→ **Prompt**
Without including the pictures, copy out every line below.

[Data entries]
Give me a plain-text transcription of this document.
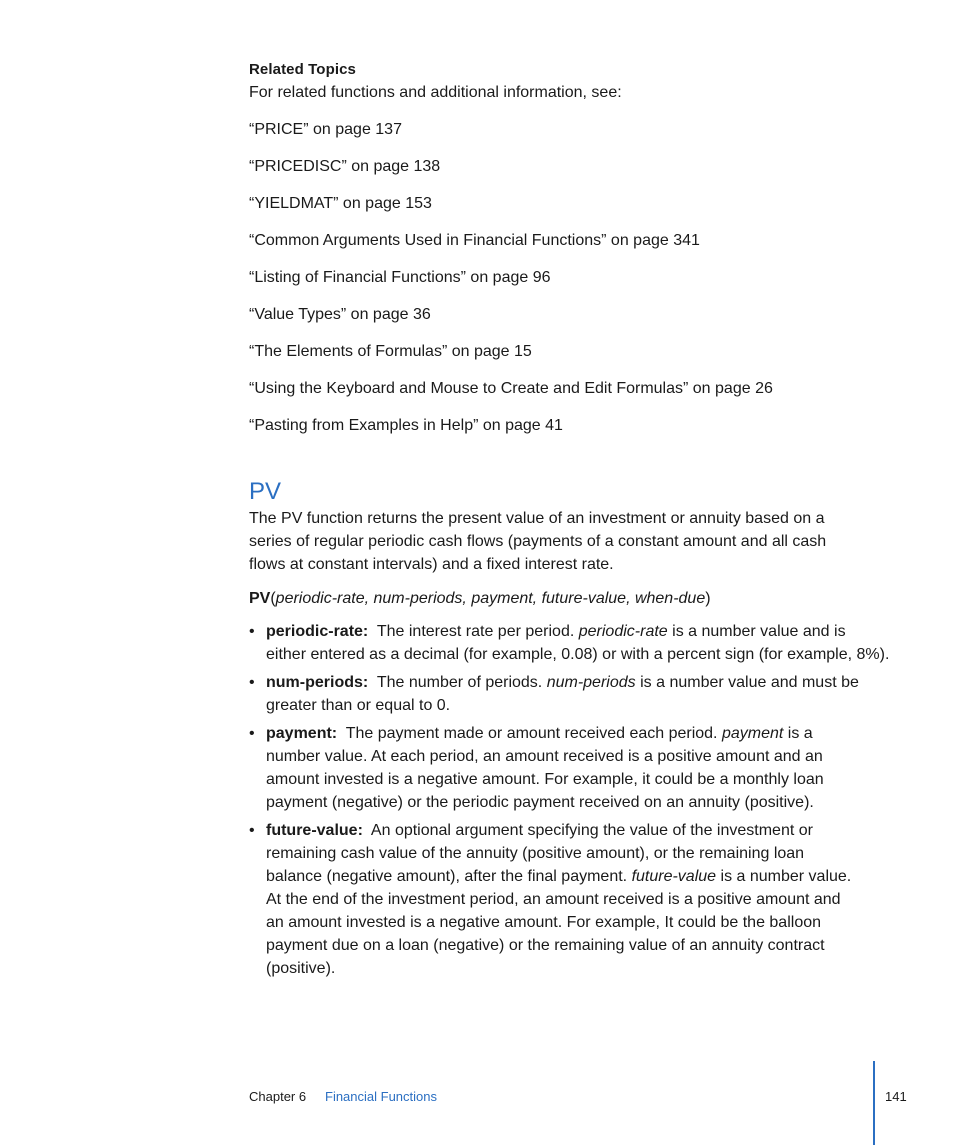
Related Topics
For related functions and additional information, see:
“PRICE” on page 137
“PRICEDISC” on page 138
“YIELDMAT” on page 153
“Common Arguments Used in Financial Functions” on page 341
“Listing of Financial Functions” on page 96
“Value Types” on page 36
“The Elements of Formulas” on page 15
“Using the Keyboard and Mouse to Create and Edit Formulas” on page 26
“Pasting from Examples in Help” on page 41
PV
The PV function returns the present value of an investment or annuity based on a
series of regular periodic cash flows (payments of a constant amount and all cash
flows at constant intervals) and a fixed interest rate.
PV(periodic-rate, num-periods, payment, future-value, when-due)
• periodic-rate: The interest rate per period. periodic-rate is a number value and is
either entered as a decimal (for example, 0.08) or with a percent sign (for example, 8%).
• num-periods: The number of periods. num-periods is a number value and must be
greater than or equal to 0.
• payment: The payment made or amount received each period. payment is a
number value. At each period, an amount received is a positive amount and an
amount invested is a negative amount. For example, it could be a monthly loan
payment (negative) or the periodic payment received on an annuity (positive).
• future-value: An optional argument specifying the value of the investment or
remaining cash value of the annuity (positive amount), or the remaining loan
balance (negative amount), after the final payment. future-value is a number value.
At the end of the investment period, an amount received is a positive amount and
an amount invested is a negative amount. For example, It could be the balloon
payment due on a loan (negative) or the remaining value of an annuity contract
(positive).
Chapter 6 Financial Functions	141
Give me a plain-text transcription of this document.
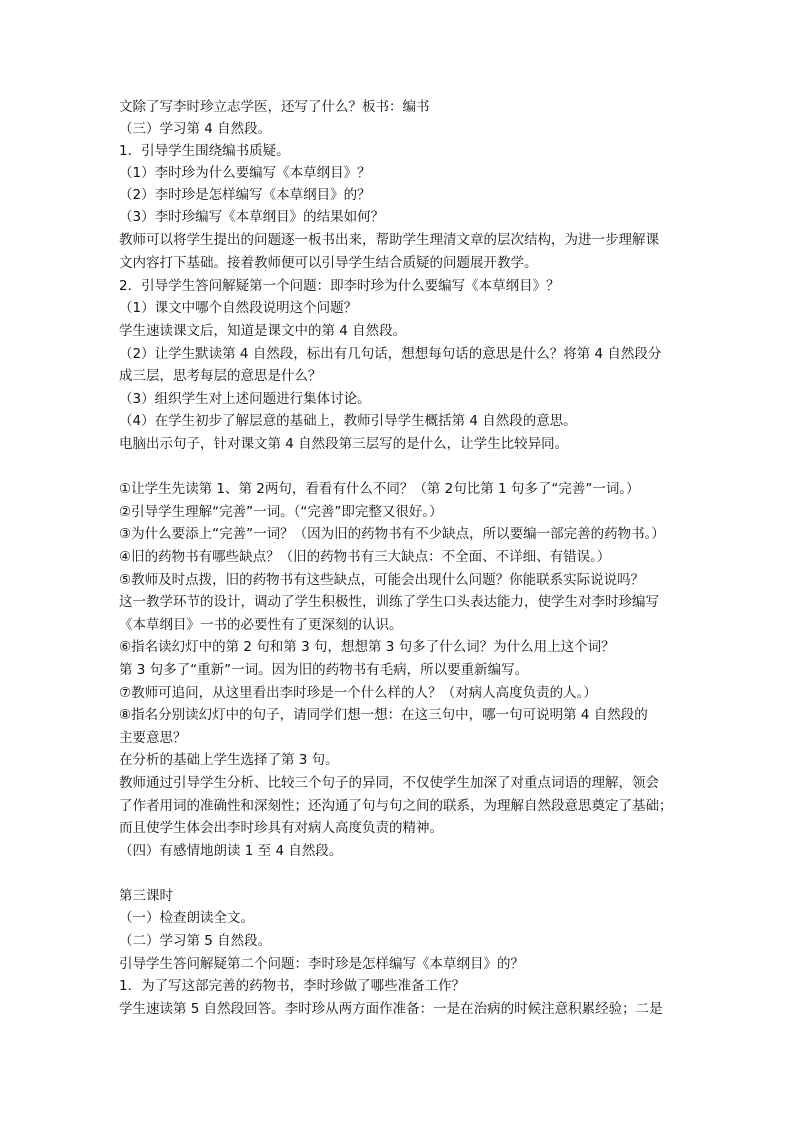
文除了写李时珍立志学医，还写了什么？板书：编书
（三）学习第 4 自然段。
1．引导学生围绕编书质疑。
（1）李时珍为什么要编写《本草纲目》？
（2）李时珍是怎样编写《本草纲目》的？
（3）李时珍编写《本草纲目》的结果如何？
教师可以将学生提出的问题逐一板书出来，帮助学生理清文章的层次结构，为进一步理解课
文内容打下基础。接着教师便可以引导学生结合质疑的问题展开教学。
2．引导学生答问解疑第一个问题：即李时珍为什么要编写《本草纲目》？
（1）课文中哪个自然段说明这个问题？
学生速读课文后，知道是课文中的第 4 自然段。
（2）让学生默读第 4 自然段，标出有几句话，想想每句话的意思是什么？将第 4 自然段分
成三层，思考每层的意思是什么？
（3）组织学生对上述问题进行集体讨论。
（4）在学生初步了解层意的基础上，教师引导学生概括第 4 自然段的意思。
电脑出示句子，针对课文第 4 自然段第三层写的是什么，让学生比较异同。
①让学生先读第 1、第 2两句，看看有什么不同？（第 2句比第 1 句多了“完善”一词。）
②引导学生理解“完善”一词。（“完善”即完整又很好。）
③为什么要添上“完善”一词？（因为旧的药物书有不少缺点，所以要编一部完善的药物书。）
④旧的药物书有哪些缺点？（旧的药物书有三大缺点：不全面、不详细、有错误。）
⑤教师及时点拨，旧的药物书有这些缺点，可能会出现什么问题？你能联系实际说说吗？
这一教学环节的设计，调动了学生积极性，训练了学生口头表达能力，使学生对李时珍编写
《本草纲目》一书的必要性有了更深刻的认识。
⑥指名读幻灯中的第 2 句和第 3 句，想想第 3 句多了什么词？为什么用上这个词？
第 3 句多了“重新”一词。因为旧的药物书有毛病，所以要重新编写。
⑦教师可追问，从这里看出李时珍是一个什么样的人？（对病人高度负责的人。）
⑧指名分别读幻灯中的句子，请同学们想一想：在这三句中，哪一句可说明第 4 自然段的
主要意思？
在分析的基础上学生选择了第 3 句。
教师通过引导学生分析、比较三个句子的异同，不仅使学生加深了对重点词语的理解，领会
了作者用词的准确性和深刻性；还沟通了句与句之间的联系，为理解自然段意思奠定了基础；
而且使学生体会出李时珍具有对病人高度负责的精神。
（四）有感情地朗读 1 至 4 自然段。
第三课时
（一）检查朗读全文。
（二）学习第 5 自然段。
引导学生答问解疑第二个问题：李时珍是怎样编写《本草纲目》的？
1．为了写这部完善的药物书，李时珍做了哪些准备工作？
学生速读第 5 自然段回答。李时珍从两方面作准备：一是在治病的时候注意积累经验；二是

→ **Output**
Give me a plain-text transcription of this document.
Related Topics
For related functions and additional information, see:
“PRICE” on page 137
“PRICEDISC” on page 138
“YIELDMAT” on page 153
“Common Arguments Used in Financial Functions” on page 341
“Listing of Financial Functions” on page 96
“Value Types” on page 36
“The Elements of Formulas” on page 15
“Using the Keyboard and Mouse to Create and Edit Formulas” on page 26
“Pasting from Examples in Help” on page 41
PV
The PV function returns the present value of an investment or annuity based on a
series of regular periodic cash flows (payments of a constant amount and all cash
flows at constant intervals) and a fixed interest rate.
PV(periodic-rate, num-periods, payment, future-value, when-due)
• periodic-rate: The interest rate per period. periodic-rate is a number value and is
either entered as a decimal (for example, 0.08) or with a percent sign (for example, 8%).
• num-periods: The number of periods. num-periods is a number value and must be
greater than or equal to 0.
• payment: The payment made or amount received each period. payment is a
number value. At each period, an amount received is a positive amount and an
amount invested is a negative amount. For example, it could be a monthly loan
payment (negative) or the periodic payment received on an annuity (positive).
• future-value: An optional argument specifying the value of the investment or
remaining cash value of the annuity (positive amount), or the remaining loan
balance (negative amount), after the final payment. future-value is a number value.
At the end of the investment period, an amount received is a positive amount and
an amount invested is a negative amount. For example, It could be the balloon
payment due on a loan (negative) or the remaining value of an annuity contract
(positive).
Chapter 6 Financial Functions	141
Give me a plain-text transcription of this document.
文除了写李时珍立志学医，还写了什么？板书：编书
（三）学习第 4 自然段。
1．引导学生围绕编书质疑。
（1）李时珍为什么要编写《本草纲目》？
（2）李时珍是怎样编写《本草纲目》的？
（3）李时珍编写《本草纲目》的结果如何？
教师可以将学生提出的问题逐一板书出来，帮助学生理清文章的层次结构，为进一步理解课
文内容打下基础。接着教师便可以引导学生结合质疑的问题展开教学。
2．引导学生答问解疑第一个问题：即李时珍为什么要编写《本草纲目》？
（1）课文中哪个自然段说明这个问题？
学生速读课文后，知道是课文中的第 4 自然段。
（2）让学生默读第 4 自然段，标出有几句话，想想每句话的意思是什么？将第 4 自然段分
成三层，思考每层的意思是什么？
（3）组织学生对上述问题进行集体讨论。
（4）在学生初步了解层意的基础上，教师引导学生概括第 4 自然段的意思。
电脑出示句子，针对课文第 4 自然段第三层写的是什么，让学生比较异同。
①让学生先读第 1、第 2两句，看看有什么不同？（第 2句比第 1 句多了“完善”一词。）
②引导学生理解“完善”一词。（“完善”即完整又很好。）
③为什么要添上“完善”一词？（因为旧的药物书有不少缺点，所以要编一部完善的药物书。）
④旧的药物书有哪些缺点？（旧的药物书有三大缺点：不全面、不详细、有错误。）
⑤教师及时点拨，旧的药物书有这些缺点，可能会出现什么问题？你能联系实际说说吗？
这一教学环节的设计，调动了学生积极性，训练了学生口头表达能力，使学生对李时珍编写
《本草纲目》一书的必要性有了更深刻的认识。
⑥指名读幻灯中的第 2 句和第 3 句，想想第 3 句多了什么词？为什么用上这个词？
第 3 句多了“重新”一词。因为旧的药物书有毛病，所以要重新编写。
⑦教师可追问，从这里看出李时珍是一个什么样的人？（对病人高度负责的人。）
⑧指名分别读幻灯中的句子，请同学们想一想：在这三句中，哪一句可说明第 4 自然段的
主要意思？
在分析的基础上学生选择了第 3 句。
教师通过引导学生分析、比较三个句子的异同，不仅使学生加深了对重点词语的理解，领会
了作者用词的准确性和深刻性；还沟通了句与句之间的联系，为理解自然段意思奠定了基础；
而且使学生体会出李时珍具有对病人高度负责的精神。
（四）有感情地朗读 1 至 4 自然段。
第三课时
（一）检查朗读全文。
（二）学习第 5 自然段。
引导学生答问解疑第二个问题：李时珍是怎样编写《本草纲目》的？
1．为了写这部完善的药物书，李时珍做了哪些准备工作？
学生速读第 5 自然段回答。李时珍从两方面作准备：一是在治病的时候注意积累经验；二是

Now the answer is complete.